Task objective: In the listing below, identify each line with the word "this" and return those lines.

:: Dataset content ::

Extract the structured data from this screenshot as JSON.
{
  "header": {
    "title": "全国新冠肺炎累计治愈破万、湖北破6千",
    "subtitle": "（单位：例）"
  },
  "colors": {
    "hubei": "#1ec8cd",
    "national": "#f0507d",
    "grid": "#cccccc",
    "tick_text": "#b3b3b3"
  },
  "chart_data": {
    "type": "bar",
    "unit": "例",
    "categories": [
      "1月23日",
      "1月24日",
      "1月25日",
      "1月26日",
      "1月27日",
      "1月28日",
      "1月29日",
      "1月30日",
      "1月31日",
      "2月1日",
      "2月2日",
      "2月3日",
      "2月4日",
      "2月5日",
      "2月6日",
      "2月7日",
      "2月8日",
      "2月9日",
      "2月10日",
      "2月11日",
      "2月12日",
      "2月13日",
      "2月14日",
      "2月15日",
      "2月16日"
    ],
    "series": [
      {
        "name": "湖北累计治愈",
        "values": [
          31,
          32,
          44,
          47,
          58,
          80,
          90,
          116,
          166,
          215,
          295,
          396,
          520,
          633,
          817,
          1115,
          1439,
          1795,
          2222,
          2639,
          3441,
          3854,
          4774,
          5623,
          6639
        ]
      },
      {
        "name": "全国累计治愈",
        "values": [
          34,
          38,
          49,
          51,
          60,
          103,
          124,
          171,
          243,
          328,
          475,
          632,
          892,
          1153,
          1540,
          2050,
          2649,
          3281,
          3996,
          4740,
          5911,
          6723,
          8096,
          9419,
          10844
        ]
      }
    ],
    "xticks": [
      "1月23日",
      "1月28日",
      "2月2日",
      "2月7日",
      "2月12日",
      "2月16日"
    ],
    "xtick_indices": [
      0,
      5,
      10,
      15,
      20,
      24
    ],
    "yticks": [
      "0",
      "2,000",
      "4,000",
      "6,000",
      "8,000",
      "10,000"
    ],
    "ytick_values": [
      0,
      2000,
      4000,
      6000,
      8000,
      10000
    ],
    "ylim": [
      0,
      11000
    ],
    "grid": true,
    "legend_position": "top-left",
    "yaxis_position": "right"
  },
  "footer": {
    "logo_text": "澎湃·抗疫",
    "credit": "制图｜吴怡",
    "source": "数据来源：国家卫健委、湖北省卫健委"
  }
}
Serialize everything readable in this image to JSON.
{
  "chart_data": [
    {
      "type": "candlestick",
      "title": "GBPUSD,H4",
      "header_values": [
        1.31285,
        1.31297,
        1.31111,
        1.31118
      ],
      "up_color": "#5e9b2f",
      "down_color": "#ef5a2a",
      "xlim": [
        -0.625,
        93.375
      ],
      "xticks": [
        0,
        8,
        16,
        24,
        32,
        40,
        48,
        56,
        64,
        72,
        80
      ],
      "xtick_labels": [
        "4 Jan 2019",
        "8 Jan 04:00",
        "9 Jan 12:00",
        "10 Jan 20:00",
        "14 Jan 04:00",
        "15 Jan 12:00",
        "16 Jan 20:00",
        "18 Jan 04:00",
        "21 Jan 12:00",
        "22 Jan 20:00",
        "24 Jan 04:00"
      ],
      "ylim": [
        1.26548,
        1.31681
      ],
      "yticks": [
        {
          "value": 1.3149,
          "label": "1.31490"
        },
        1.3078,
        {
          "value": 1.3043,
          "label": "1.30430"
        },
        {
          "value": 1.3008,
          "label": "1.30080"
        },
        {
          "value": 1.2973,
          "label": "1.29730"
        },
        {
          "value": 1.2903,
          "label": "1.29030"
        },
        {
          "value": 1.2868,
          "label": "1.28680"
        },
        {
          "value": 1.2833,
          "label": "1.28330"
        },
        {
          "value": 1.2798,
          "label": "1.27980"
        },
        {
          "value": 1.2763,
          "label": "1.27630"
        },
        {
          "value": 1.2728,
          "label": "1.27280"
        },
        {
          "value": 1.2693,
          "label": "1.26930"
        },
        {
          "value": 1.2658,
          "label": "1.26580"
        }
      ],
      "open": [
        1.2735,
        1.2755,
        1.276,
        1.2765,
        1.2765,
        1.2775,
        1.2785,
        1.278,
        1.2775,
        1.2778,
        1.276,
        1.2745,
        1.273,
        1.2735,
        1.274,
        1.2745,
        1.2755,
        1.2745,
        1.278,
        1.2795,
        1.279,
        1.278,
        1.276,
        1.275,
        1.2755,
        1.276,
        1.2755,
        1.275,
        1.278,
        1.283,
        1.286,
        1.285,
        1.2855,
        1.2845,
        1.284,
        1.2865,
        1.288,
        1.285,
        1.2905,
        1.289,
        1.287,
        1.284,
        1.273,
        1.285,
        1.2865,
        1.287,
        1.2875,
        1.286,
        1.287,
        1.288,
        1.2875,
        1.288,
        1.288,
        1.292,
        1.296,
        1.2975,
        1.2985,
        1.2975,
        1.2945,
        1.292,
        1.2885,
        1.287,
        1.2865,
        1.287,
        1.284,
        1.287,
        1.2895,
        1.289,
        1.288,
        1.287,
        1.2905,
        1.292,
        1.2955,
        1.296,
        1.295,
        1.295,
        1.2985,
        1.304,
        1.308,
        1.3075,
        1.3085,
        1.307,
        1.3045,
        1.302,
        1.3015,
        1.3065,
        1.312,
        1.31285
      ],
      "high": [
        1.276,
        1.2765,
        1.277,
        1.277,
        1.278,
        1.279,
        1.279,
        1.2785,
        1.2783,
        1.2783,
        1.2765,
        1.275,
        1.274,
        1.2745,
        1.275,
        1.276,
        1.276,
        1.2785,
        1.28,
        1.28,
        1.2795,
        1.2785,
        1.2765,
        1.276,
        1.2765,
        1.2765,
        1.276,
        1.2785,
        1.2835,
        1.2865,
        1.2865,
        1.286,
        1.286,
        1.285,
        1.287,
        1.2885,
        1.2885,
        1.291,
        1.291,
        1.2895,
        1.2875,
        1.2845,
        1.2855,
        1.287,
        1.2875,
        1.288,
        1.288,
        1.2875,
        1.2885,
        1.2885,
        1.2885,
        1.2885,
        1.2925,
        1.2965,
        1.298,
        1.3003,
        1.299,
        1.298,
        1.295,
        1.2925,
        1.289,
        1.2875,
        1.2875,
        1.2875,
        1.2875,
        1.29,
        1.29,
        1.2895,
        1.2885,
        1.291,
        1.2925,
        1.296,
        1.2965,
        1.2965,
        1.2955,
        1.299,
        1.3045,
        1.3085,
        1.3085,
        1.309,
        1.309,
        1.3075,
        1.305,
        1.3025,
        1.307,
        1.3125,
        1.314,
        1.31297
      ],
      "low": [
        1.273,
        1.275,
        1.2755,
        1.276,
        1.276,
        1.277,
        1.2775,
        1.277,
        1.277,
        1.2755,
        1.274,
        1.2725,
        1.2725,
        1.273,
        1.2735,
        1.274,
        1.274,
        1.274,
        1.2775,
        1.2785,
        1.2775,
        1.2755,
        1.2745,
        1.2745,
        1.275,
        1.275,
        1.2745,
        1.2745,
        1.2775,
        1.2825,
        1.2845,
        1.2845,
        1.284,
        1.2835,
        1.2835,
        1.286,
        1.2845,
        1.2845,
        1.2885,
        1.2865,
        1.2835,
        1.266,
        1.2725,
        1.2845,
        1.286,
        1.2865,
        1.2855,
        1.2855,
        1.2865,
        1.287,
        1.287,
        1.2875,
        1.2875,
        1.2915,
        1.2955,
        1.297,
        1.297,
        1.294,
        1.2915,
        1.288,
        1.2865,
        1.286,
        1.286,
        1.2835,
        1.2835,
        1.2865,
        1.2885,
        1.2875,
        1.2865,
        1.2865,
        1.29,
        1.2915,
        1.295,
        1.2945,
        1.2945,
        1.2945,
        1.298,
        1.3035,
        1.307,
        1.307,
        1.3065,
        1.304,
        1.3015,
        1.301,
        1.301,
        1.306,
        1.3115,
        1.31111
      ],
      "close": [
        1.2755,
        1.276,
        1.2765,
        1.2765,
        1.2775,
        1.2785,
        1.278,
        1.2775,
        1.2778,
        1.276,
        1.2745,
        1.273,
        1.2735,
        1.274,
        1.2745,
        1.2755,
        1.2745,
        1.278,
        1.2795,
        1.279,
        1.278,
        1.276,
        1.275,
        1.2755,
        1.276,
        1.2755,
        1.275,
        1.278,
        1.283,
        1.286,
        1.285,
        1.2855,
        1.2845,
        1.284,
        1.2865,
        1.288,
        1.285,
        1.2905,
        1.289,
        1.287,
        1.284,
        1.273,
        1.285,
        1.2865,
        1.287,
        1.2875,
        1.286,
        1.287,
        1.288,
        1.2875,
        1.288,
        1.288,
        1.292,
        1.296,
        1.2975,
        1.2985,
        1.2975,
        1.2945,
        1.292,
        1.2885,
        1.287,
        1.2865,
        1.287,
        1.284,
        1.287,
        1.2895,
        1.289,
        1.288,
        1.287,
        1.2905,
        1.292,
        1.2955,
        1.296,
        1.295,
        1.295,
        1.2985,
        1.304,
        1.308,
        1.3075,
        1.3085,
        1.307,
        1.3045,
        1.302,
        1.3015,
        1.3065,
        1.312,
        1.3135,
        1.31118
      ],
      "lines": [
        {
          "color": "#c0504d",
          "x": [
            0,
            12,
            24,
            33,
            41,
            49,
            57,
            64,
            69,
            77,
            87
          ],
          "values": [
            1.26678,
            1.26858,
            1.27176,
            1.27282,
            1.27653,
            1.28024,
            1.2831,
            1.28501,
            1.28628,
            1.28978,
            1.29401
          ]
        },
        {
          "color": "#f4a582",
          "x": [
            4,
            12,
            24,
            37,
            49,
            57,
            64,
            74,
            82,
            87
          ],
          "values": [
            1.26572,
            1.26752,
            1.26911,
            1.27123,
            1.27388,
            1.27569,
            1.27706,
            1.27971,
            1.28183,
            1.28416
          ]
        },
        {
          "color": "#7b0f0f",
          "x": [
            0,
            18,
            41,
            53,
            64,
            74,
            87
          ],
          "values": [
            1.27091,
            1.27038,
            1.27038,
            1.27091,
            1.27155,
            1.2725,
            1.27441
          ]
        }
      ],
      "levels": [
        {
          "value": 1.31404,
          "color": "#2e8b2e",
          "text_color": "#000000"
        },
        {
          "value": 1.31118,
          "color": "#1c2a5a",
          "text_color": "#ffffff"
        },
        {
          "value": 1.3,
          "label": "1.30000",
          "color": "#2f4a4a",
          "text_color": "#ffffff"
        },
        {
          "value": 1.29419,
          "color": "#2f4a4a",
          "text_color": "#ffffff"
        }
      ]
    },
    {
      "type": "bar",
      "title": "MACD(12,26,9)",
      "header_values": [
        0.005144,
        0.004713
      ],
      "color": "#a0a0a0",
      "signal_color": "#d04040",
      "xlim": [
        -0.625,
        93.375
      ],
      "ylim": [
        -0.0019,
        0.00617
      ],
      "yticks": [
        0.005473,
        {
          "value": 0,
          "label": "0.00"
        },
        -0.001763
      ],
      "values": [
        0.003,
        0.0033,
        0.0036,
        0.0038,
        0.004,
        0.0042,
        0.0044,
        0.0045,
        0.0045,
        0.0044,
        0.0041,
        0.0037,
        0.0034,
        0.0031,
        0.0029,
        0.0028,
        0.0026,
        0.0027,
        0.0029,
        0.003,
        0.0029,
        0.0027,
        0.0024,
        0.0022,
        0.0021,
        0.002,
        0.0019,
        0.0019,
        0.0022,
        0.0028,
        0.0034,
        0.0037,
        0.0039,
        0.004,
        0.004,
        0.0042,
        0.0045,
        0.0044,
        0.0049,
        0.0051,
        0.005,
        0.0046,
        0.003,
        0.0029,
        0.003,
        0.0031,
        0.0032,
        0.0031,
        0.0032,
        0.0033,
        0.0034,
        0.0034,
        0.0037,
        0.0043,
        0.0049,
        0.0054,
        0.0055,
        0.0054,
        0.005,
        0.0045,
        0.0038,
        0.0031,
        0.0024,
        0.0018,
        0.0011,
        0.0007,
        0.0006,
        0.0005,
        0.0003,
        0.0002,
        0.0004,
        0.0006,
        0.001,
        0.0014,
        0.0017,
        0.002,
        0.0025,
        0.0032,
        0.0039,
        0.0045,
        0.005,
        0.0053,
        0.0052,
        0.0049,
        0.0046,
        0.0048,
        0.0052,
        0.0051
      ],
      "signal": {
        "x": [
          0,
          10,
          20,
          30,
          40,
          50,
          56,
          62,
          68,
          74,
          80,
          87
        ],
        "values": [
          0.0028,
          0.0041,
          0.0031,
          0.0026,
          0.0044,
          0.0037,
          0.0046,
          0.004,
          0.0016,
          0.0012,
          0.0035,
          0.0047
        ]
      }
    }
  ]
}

:::

Expected answer:
Extract the structured data from this screenshot as JSON.
Serialize everything readable in this image to JSON.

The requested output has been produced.